The problem =
Without the images, write out all of the following entries exactly.
- - -
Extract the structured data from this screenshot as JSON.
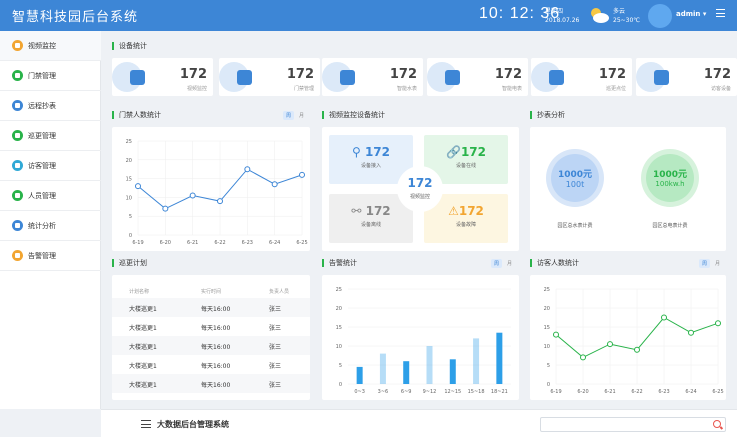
{
  "header": {
    "title": "智慧科技园后台系统",
    "clock": "10: 12: 36",
    "weekday": "星期四",
    "date": "2018.07.26",
    "weather": "多云",
    "temp": "25~30℃",
    "user": "admin ▾"
  },
  "sidebar": {
    "items": [
      {
        "label": "视频监控",
        "color": "#f2a531"
      },
      {
        "label": "门禁管理",
        "color": "#29b34a"
      },
      {
        "label": "远程抄表",
        "color": "#3d86d6"
      },
      {
        "label": "巡更管理",
        "color": "#29b34a"
      },
      {
        "label": "访客管理",
        "color": "#31a9d6"
      },
      {
        "label": "人员管理",
        "color": "#29b34a"
      },
      {
        "label": "统计分析",
        "color": "#3d86d6"
      },
      {
        "label": "告警管理",
        "color": "#f2a531"
      }
    ]
  },
  "sections": {
    "device_stats": "设备统计",
    "access_count": "门禁人数统计",
    "video_devices": "视频监控设备统计",
    "meter": "抄表分析",
    "patrol": "巡更计划",
    "alarm": "告警统计",
    "visitor": "访客人数统计"
  },
  "toggles": {
    "week": "周",
    "month": "月"
  },
  "device_stats": [
    {
      "value": "172",
      "label": "视频监控",
      "color": "#3d86d6",
      "icon": "camera-ai-icon"
    },
    {
      "value": "172",
      "label": "门禁管理",
      "color": "#3d86d6",
      "icon": "door-icon"
    },
    {
      "value": "172",
      "label": "智能水表",
      "color": "#3d86d6",
      "icon": "water-meter-icon"
    },
    {
      "value": "172",
      "label": "智能电表",
      "color": "#3d86d6",
      "icon": "electric-meter-icon"
    },
    {
      "value": "172",
      "label": "巡更点位",
      "color": "#3d86d6",
      "icon": "patrol-point-icon"
    },
    {
      "value": "172",
      "label": "访客设备",
      "color": "#3d86d6",
      "icon": "visitor-device-icon"
    }
  ],
  "video_stats": {
    "access": {
      "value": "172",
      "label": "设备接入"
    },
    "online": {
      "value": "172",
      "label": "设备在线"
    },
    "offline": {
      "value": "172",
      "label": "设备离线"
    },
    "fault": {
      "value": "172",
      "label": "设备故障"
    },
    "center": {
      "value": "172",
      "label": "视频监控"
    }
  },
  "meter": {
    "water": {
      "value": "1000元",
      "unit": "100t",
      "label": "园区总水表计费"
    },
    "power": {
      "value": "1000元",
      "unit": "100kw.h",
      "label": "园区总电表计费"
    }
  },
  "patrol_table": {
    "headers": [
      "计划名称",
      "实行时间",
      "负责人员"
    ],
    "rows": [
      [
        "大楼巡更1",
        "每天16:00",
        "张三"
      ],
      [
        "大楼巡更1",
        "每天16:00",
        "张三"
      ],
      [
        "大楼巡更1",
        "每天16:00",
        "张三"
      ],
      [
        "大楼巡更1",
        "每天16:00",
        "张三"
      ],
      [
        "大楼巡更1",
        "每天16:00",
        "张三"
      ]
    ]
  },
  "footer": {
    "title": "大数据后台管理系统",
    "search_placeholder": ""
  },
  "chart_data": [
    {
      "type": "line",
      "categories": [
        "6-19",
        "6-20",
        "6-21",
        "6-22",
        "6-23",
        "6-24",
        "6-25"
      ],
      "values": [
        13,
        7,
        10.5,
        9,
        17.5,
        13.5,
        16
      ],
      "ylim": [
        0,
        25
      ],
      "yticks": [
        0,
        5,
        10,
        15,
        20,
        25
      ],
      "color": "#3d86d6"
    },
    {
      "type": "bar",
      "categories": [
        "0~3",
        "3~6",
        "6~9",
        "9~12",
        "12~15",
        "15~18",
        "18~21"
      ],
      "values": [
        4.5,
        8,
        6,
        10,
        6.5,
        12,
        13.5
      ],
      "ylim": [
        0,
        25
      ],
      "yticks": [
        0,
        5,
        10,
        15,
        20,
        25
      ],
      "color": "#2d9fe8"
    },
    {
      "type": "line",
      "categories": [
        "6-19",
        "6-20",
        "6-21",
        "6-22",
        "6-23",
        "6-24",
        "6-25"
      ],
      "values": [
        13,
        7,
        10.5,
        9,
        17.5,
        13.5,
        16
      ],
      "ylim": [
        0,
        25
      ],
      "yticks": [
        0,
        5,
        10,
        15,
        20,
        25
      ],
      "color": "#29b34a"
    }
  ]
}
- - -
Task result =
Extract the structured data from this screenshot as JSON.
{
  "header": {
    "title": "智慧科技园后台系统",
    "clock": "10: 12: 36",
    "weekday": "星期四",
    "date": "2018.07.26",
    "weather": "多云",
    "temp": "25~30℃",
    "user": "admin ▾"
  },
  "sidebar": {
    "items": [
      {
        "label": "视频监控",
        "color": "#f2a531"
      },
      {
        "label": "门禁管理",
        "color": "#29b34a"
      },
      {
        "label": "远程抄表",
        "color": "#3d86d6"
      },
      {
        "label": "巡更管理",
        "color": "#29b34a"
      },
      {
        "label": "访客管理",
        "color": "#31a9d6"
      },
      {
        "label": "人员管理",
        "color": "#29b34a"
      },
      {
        "label": "统计分析",
        "color": "#3d86d6"
      },
      {
        "label": "告警管理",
        "color": "#f2a531"
      }
    ]
  },
  "sections": {
    "device_stats": "设备统计",
    "access_count": "门禁人数统计",
    "video_devices": "视频监控设备统计",
    "meter": "抄表分析",
    "patrol": "巡更计划",
    "alarm": "告警统计",
    "visitor": "访客人数统计"
  },
  "toggles": {
    "week": "周",
    "month": "月"
  },
  "device_stats": [
    {
      "value": "172",
      "label": "视频监控",
      "color": "#3d86d6",
      "icon": "camera-ai-icon"
    },
    {
      "value": "172",
      "label": "门禁管理",
      "color": "#3d86d6",
      "icon": "door-icon"
    },
    {
      "value": "172",
      "label": "智能水表",
      "color": "#3d86d6",
      "icon": "water-meter-icon"
    },
    {
      "value": "172",
      "label": "智能电表",
      "color": "#3d86d6",
      "icon": "electric-meter-icon"
    },
    {
      "value": "172",
      "label": "巡更点位",
      "color": "#3d86d6",
      "icon": "patrol-point-icon"
    },
    {
      "value": "172",
      "label": "访客设备",
      "color": "#3d86d6",
      "icon": "visitor-device-icon"
    }
  ],
  "video_stats": {
    "access": {
      "value": "172",
      "label": "设备接入"
    },
    "online": {
      "value": "172",
      "label": "设备在线"
    },
    "offline": {
      "value": "172",
      "label": "设备离线"
    },
    "fault": {
      "value": "172",
      "label": "设备故障"
    },
    "center": {
      "value": "172",
      "label": "视频监控"
    }
  },
  "meter": {
    "water": {
      "value": "1000元",
      "unit": "100t",
      "label": "园区总水表计费"
    },
    "power": {
      "value": "1000元",
      "unit": "100kw.h",
      "label": "园区总电表计费"
    }
  },
  "patrol_table": {
    "headers": [
      "计划名称",
      "实行时间",
      "负责人员"
    ],
    "rows": [
      [
        "大楼巡更1",
        "每天16:00",
        "张三"
      ],
      [
        "大楼巡更1",
        "每天16:00",
        "张三"
      ],
      [
        "大楼巡更1",
        "每天16:00",
        "张三"
      ],
      [
        "大楼巡更1",
        "每天16:00",
        "张三"
      ],
      [
        "大楼巡更1",
        "每天16:00",
        "张三"
      ]
    ]
  },
  "footer": {
    "title": "大数据后台管理系统",
    "search_placeholder": ""
  },
  "chart_data": [
    {
      "type": "line",
      "categories": [
        "6-19",
        "6-20",
        "6-21",
        "6-22",
        "6-23",
        "6-24",
        "6-25"
      ],
      "values": [
        13,
        7,
        10.5,
        9,
        17.5,
        13.5,
        16
      ],
      "ylim": [
        0,
        25
      ],
      "yticks": [
        0,
        5,
        10,
        15,
        20,
        25
      ],
      "color": "#3d86d6"
    },
    {
      "type": "bar",
      "categories": [
        "0~3",
        "3~6",
        "6~9",
        "9~12",
        "12~15",
        "15~18",
        "18~21"
      ],
      "values": [
        4.5,
        8,
        6,
        10,
        6.5,
        12,
        13.5
      ],
      "ylim": [
        0,
        25
      ],
      "yticks": [
        0,
        5,
        10,
        15,
        20,
        25
      ],
      "color": "#2d9fe8"
    },
    {
      "type": "line",
      "categories": [
        "6-19",
        "6-20",
        "6-21",
        "6-22",
        "6-23",
        "6-24",
        "6-25"
      ],
      "values": [
        13,
        7,
        10.5,
        9,
        17.5,
        13.5,
        16
      ],
      "ylim": [
        0,
        25
      ],
      "yticks": [
        0,
        5,
        10,
        15,
        20,
        25
      ],
      "color": "#29b34a"
    }
  ]
}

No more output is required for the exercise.